Passage to read:
= Beginning of Section =
Portugal’s center-right Democratic Alliance (AD) won Sunday’s general election by a slim margin and is preparing to govern without an outright majority as the far-right Chega warned of instability if it is not included in government.
With 99.1% of the vote counted, the AD won 79 seats in the 230-seat legislature, followed by the Socialists with 77 seats, prompting the latter to concede defeat.
Chega, meaning “enough,” came in third, quadrupling its parliamentary representation to 48 lawmakers after campaigning on a clean governance and anti-immigration platform.
Chega voters said before the poll that Portugal was in a bad way, and they wanted changes in housing, education, health care and justice in Western Europe’s poorest country.
AD leader Luis Montenegro told reporters Sunday that he expected President Marcelo Rebelo de Sousa to formally invite him to form a government.
Rebelo de Sousa, who will meet with political parties from Tuesday until March 20, told the Expresso newspaper Friday that he would do everything he could to prevent Chega from gaining power. Those remarks drew criticism as the head of state is mandated to remain neutral.
Chega leader Andre Ventura told reporters the vote clearly showed that the country wants a government of the AD with Chega.
Ventura said in an interview with the TVI broadcaster that he would vote against the state budget if the AD did not negotiate it with his party.
“If there is no negotiation, that would be a humiliation for Chega and I would vote against it,” Ventura said.
= End of Section =
Tasks to complete:
(1) Set down, word for word, the part of the Portugal election report between "With 99.1% of" and "and anti-immigration platform.", inclusive.
(2) Resume the report on Portugal's general election from the point where it stops.

Excerpted data:
= Beginning of Section =
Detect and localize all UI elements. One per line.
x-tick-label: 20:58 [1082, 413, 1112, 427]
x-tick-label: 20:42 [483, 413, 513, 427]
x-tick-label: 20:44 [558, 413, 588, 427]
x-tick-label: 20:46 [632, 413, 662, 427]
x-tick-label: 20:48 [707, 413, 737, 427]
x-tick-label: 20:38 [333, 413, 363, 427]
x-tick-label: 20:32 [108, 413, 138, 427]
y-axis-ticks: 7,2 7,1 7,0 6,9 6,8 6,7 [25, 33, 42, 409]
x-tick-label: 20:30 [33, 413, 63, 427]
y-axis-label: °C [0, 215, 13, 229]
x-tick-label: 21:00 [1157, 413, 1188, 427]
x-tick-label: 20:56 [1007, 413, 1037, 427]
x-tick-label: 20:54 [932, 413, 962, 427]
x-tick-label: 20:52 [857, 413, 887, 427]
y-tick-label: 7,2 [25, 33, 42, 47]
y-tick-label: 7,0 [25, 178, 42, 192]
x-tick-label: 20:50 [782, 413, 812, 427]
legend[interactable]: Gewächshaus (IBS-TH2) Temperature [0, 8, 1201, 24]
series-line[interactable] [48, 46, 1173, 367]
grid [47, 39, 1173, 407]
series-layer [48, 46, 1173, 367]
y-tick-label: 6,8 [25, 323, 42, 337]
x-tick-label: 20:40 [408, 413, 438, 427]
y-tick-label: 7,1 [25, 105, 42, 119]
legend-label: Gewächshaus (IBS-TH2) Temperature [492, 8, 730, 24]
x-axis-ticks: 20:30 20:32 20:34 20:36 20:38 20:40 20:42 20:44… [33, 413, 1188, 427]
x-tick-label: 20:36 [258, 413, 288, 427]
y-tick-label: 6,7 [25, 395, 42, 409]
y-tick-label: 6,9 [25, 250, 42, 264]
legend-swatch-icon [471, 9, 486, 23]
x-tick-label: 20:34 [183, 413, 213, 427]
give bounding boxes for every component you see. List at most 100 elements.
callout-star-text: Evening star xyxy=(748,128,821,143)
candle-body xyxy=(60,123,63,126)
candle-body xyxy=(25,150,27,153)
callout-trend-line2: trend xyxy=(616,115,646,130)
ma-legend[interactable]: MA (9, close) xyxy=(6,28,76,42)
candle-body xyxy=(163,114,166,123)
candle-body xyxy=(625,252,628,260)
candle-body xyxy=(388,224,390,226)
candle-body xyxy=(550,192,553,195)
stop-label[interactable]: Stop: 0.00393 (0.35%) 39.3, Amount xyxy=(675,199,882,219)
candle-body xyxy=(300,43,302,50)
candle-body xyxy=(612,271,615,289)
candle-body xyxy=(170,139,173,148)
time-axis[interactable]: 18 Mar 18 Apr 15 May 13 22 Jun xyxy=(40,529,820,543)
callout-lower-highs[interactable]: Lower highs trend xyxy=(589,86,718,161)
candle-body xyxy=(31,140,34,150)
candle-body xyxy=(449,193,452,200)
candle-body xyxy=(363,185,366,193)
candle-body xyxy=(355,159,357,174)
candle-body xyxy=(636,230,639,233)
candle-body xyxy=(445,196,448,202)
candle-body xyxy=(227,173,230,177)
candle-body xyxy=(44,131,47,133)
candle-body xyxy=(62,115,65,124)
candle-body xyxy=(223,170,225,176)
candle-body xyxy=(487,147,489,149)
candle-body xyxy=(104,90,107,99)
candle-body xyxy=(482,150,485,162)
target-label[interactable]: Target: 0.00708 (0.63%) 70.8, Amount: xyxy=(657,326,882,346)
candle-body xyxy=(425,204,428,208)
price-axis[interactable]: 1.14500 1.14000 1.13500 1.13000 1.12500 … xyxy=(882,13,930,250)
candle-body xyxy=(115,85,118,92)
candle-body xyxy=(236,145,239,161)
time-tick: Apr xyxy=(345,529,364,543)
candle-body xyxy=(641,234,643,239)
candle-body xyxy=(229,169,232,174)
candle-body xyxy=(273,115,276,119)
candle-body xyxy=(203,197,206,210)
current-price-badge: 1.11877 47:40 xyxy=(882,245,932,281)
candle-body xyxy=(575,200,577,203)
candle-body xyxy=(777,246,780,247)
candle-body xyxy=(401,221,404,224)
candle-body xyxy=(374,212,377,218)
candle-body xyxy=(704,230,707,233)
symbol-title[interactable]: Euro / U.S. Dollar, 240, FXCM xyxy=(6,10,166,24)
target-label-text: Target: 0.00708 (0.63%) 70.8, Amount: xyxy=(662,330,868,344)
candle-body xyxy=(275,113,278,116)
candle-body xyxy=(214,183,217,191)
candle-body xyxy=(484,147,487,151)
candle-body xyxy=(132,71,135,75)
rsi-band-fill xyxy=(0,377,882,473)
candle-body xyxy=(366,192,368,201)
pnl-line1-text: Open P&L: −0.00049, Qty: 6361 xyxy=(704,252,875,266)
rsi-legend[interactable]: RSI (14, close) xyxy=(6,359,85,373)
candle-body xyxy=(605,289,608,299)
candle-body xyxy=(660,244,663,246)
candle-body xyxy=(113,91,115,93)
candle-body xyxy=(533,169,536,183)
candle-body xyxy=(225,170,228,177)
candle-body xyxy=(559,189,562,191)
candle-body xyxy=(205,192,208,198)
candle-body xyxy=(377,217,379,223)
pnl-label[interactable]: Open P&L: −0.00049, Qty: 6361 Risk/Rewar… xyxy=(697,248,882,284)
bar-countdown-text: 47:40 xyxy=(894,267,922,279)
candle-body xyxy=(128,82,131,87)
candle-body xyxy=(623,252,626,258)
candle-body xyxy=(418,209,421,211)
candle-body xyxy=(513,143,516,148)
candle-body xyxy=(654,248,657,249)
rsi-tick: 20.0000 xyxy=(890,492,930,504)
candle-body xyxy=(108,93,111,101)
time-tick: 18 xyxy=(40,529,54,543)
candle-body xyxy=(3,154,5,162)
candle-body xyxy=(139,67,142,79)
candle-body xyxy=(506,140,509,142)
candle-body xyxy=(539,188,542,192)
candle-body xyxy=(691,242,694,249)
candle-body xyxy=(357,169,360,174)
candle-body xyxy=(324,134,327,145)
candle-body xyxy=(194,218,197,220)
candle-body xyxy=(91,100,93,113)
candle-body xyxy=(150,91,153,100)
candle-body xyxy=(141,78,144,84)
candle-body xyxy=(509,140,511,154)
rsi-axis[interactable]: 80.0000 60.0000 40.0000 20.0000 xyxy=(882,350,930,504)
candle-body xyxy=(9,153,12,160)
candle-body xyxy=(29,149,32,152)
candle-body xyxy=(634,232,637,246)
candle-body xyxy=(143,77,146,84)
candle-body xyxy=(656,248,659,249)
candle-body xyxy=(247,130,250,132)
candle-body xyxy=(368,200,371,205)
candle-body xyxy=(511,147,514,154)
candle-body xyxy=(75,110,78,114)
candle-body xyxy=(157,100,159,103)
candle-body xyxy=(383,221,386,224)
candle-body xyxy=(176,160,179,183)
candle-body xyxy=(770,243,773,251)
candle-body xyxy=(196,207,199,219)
= End of Section =
Your responses:
(1)
With 99.1% of the vote counted, the AD won 79 seats in the 230-seat legislature, followed by the Socialists with 77 seats, prompting the latter to concede defeat.
Chega, meaning “enough,” came in third, quadrupling its parliamentary representation to 48 lawmakers after campaigning on a clean governance and anti-immigration platform.

(2)
The outcome was broadly in line with pre-election opinion polls, but the AD’s victory was significantly smaller and Chega’s growth was larger than predicted, political scientist Andre Azevedo Alves told Reuters.
Alves, a professor at Lisbon’s Catolica University and St. Mary’s University in London, added that the fragility of an AD government because of its reliance on either the Socialists or Chega to pass legislation made it unlikely to last for several years.
Javier Rouillet from rating agency DBRS Morningstar warned that if the new government was unable to pass legislation, another round of elections could be held later this year or in early 2025.
Chega’s surge was boosted by Ventura’s communication skills and widespread dissatisfaction with the mainstream parties, he said, factors that could help it garner even better results in the European Parliament elections.
“Political disaffection was brewing for a very long time,” said political scientist Pedro Magalhaes, at Lisbon’s Institute of Social Sciences. “But there was no political supply to address this political demand.”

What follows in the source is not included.